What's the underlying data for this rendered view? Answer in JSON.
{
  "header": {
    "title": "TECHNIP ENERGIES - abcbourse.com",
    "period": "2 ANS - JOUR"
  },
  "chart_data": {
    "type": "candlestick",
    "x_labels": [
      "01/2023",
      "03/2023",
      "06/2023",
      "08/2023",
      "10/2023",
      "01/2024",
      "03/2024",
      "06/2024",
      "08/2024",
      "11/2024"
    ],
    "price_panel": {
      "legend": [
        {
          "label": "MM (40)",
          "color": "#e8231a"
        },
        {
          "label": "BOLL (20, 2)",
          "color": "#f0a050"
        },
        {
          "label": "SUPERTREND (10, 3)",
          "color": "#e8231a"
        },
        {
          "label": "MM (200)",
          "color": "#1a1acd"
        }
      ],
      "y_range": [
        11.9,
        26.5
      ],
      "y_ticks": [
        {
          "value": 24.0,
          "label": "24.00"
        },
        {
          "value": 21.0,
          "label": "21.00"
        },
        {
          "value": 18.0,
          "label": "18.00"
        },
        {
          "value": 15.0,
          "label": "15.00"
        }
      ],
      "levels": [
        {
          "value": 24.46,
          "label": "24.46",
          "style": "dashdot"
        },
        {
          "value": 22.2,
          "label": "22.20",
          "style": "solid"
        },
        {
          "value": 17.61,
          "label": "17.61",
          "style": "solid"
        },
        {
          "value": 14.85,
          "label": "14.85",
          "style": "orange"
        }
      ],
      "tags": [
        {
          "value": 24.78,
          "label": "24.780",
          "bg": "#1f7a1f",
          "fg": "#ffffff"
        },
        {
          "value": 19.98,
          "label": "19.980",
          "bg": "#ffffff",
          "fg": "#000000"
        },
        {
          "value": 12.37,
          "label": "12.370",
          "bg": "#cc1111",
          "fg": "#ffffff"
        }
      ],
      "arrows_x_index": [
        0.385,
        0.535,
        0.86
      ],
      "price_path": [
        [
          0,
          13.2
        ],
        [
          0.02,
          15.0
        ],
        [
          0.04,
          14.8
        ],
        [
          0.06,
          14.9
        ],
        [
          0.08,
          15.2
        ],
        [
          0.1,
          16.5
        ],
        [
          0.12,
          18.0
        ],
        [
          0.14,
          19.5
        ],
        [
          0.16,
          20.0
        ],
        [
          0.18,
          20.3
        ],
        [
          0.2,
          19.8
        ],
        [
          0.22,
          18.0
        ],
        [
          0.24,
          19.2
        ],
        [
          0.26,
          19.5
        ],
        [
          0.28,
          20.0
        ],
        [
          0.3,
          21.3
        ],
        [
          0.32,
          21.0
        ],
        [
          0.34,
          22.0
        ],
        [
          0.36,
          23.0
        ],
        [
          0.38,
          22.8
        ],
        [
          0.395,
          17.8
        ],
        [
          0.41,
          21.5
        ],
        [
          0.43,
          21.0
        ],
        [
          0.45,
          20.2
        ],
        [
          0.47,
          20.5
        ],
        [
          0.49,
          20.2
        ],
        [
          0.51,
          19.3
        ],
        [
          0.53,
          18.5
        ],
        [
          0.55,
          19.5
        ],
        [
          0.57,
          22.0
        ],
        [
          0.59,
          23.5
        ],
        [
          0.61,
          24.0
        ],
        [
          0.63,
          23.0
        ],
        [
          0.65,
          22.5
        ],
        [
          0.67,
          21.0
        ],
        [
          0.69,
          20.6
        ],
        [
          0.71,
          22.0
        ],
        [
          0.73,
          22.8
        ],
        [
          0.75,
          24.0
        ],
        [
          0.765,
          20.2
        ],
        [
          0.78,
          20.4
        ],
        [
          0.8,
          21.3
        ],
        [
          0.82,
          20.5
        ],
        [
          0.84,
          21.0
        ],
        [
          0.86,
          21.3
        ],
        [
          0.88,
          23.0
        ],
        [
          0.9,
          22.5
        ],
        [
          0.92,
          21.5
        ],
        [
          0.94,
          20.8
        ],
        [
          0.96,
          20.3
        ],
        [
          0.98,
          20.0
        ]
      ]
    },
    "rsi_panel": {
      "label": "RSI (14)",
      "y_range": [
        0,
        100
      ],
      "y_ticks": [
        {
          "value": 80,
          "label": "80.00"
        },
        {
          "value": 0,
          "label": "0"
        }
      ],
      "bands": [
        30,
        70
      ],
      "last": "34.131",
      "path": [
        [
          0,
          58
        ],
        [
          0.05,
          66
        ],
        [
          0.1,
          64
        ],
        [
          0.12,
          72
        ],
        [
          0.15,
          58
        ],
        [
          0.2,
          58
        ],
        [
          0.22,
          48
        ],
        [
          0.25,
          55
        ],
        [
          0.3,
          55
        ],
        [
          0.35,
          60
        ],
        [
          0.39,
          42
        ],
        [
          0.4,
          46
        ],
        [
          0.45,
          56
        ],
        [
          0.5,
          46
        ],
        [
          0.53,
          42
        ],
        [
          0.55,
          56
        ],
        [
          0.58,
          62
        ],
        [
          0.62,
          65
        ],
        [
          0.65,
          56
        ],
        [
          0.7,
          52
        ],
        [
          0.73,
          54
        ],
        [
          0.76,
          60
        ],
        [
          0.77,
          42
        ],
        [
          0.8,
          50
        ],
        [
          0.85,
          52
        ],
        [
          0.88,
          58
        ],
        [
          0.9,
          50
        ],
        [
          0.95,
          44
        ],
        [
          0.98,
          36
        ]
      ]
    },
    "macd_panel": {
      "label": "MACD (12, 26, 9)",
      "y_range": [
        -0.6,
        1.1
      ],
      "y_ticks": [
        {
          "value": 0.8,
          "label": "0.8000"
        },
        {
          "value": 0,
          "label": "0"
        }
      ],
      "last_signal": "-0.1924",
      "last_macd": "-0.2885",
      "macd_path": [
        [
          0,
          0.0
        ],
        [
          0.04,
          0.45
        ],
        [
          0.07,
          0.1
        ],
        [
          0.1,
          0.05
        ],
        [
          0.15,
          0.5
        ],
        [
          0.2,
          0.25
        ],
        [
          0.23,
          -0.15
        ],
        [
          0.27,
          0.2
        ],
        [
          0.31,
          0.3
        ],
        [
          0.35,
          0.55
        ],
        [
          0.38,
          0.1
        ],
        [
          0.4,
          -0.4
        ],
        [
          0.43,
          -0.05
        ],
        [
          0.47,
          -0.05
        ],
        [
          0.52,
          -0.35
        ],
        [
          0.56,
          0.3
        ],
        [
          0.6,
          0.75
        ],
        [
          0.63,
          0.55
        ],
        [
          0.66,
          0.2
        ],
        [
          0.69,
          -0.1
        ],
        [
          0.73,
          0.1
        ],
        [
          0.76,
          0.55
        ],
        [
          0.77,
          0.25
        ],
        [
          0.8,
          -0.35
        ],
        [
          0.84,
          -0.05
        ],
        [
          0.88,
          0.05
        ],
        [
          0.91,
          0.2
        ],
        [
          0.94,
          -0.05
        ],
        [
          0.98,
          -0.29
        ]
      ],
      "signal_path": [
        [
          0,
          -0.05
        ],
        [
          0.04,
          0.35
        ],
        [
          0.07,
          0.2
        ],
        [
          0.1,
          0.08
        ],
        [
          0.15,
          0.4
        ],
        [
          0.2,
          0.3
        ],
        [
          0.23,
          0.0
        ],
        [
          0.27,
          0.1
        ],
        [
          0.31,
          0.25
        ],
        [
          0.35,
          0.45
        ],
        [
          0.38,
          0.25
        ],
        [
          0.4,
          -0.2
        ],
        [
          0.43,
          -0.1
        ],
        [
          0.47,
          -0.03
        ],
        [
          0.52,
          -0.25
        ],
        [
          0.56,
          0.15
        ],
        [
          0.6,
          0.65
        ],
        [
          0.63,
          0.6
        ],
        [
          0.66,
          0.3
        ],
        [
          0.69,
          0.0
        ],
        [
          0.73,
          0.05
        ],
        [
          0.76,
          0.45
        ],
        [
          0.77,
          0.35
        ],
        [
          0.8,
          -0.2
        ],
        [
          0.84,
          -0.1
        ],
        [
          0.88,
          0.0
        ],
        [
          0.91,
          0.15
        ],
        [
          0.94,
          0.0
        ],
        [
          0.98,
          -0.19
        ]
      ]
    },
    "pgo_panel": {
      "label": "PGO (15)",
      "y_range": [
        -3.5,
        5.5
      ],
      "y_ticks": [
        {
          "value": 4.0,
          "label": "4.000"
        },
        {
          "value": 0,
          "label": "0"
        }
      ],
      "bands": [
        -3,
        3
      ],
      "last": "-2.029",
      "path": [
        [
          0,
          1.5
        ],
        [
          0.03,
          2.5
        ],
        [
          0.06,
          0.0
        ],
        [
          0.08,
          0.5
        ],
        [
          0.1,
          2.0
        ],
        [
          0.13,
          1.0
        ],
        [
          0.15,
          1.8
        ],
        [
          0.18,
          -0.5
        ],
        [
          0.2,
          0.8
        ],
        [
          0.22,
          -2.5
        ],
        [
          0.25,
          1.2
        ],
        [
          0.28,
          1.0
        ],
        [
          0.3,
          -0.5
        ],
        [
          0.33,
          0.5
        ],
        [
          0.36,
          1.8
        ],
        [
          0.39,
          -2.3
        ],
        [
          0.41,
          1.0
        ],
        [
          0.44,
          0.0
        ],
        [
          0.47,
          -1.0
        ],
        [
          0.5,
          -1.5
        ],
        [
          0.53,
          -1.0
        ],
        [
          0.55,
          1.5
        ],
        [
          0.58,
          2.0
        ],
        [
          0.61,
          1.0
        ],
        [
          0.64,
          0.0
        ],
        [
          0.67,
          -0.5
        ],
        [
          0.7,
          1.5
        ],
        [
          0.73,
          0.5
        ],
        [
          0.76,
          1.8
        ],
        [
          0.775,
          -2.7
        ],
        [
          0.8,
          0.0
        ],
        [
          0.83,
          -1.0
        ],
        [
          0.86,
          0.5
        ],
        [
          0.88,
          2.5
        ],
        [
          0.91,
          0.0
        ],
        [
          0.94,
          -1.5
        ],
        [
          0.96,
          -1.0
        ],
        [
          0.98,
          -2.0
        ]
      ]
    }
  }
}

EXERCISE> Reply with only the number of lines in the entries that contain the word "style".

RESULT FOR THIS TASK> 4